Give back exactly the lines from the "What's the underlying" line to the final line of the records, and only those, minus any pictures.

[Rows from a figure dataset]
----------------
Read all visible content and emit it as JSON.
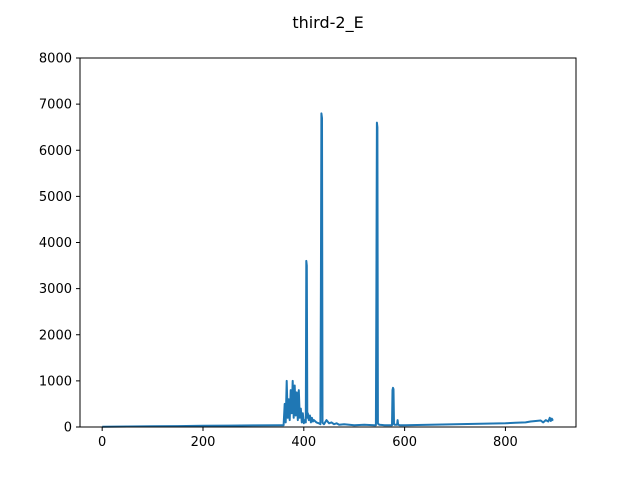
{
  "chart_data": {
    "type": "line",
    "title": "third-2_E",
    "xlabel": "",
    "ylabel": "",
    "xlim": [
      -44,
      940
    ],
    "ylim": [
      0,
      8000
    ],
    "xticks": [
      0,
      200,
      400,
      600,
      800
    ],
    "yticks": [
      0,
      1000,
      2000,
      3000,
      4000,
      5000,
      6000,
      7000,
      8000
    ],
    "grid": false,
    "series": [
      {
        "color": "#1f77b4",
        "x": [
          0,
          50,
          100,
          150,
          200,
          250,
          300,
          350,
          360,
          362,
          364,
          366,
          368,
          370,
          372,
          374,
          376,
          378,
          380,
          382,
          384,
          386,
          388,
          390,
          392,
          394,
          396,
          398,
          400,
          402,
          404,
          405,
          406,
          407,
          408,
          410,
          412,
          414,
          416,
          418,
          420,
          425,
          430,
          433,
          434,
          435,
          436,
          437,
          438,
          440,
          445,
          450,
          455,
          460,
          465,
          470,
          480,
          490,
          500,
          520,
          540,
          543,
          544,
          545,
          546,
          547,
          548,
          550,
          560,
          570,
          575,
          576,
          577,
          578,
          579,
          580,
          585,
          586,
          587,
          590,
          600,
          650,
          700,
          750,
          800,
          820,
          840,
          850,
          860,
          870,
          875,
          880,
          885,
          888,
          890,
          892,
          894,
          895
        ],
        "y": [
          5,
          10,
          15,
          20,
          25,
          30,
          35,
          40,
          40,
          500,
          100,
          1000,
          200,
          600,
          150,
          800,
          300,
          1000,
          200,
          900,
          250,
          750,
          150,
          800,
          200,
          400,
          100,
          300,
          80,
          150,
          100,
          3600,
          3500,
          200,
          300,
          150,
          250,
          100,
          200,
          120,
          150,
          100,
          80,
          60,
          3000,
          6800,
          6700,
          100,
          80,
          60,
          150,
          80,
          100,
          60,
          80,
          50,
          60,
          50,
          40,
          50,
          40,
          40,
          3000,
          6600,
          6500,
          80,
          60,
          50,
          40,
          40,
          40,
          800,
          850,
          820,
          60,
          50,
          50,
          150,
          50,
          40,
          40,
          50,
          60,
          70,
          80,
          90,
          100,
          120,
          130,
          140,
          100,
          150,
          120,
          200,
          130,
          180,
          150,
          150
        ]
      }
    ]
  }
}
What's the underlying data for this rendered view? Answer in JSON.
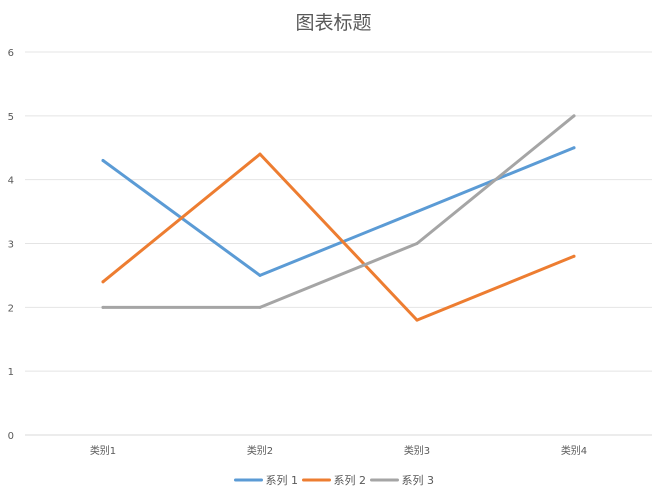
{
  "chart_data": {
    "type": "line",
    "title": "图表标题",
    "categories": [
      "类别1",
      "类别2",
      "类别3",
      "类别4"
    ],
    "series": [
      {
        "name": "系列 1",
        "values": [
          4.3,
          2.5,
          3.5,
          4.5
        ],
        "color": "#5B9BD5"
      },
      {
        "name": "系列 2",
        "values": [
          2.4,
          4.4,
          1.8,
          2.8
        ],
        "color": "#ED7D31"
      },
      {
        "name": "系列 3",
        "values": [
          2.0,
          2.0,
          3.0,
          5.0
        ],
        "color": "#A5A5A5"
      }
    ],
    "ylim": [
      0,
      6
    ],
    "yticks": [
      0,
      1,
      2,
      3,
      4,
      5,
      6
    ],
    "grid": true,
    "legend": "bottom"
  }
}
----------------
Response to this task:
What's the underlying data for this rendered view? Answer in JSON.
{
  "chart_data": {
    "type": "line",
    "title": "图表标题",
    "categories": [
      "类别1",
      "类别2",
      "类别3",
      "类别4"
    ],
    "series": [
      {
        "name": "系列 1",
        "values": [
          4.3,
          2.5,
          3.5,
          4.5
        ],
        "color": "#5B9BD5"
      },
      {
        "name": "系列 2",
        "values": [
          2.4,
          4.4,
          1.8,
          2.8
        ],
        "color": "#ED7D31"
      },
      {
        "name": "系列 3",
        "values": [
          2.0,
          2.0,
          3.0,
          5.0
        ],
        "color": "#A5A5A5"
      }
    ],
    "ylim": [
      0,
      6
    ],
    "yticks": [
      0,
      1,
      2,
      3,
      4,
      5,
      6
    ],
    "grid": true,
    "legend": "bottom"
  }
}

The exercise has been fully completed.